======== Working data ========
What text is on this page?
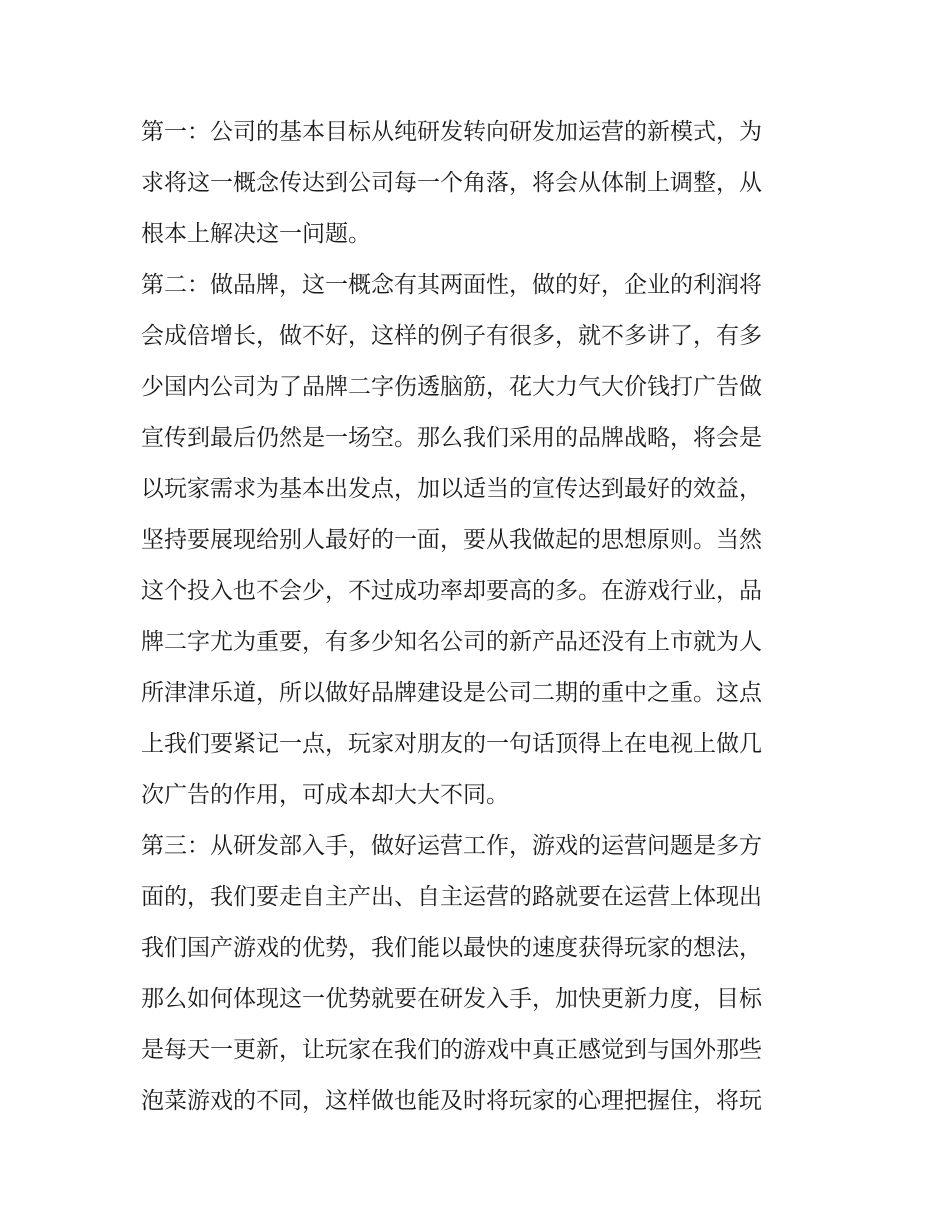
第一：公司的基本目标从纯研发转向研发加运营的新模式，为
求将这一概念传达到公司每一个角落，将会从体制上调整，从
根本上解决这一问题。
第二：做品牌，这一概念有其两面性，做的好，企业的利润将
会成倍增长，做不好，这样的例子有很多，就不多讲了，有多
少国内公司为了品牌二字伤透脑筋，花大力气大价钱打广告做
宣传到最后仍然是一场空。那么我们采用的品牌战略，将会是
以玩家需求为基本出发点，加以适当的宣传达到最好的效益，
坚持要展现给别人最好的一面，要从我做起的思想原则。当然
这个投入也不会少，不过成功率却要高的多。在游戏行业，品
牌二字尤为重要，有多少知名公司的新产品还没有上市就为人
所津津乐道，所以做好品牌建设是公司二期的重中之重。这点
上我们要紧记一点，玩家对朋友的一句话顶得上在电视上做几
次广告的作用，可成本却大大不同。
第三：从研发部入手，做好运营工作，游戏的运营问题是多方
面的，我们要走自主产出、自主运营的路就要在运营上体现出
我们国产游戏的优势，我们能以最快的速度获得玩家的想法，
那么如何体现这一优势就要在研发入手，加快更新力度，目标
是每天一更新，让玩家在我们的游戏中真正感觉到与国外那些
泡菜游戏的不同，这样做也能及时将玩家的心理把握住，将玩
========
======== Working data ========
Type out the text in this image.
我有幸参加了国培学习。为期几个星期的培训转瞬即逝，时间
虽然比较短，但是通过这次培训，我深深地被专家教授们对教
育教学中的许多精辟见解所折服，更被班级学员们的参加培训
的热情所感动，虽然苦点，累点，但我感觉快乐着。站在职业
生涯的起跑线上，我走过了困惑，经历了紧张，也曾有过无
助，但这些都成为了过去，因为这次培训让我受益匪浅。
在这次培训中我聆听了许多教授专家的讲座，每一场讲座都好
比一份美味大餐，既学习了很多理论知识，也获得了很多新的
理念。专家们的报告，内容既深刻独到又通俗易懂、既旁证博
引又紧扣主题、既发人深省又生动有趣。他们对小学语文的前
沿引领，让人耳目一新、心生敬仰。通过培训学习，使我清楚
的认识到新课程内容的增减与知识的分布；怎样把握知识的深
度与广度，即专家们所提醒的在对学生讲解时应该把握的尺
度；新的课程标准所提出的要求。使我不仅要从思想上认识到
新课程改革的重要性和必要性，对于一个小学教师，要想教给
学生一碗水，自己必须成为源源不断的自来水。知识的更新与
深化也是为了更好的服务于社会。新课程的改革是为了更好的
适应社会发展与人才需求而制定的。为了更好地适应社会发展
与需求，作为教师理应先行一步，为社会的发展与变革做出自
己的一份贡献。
========
- _What you need to do_
Collect the lines that hold "text".

- _Solution for this task_
What text is on this page?
Type out the text in this image.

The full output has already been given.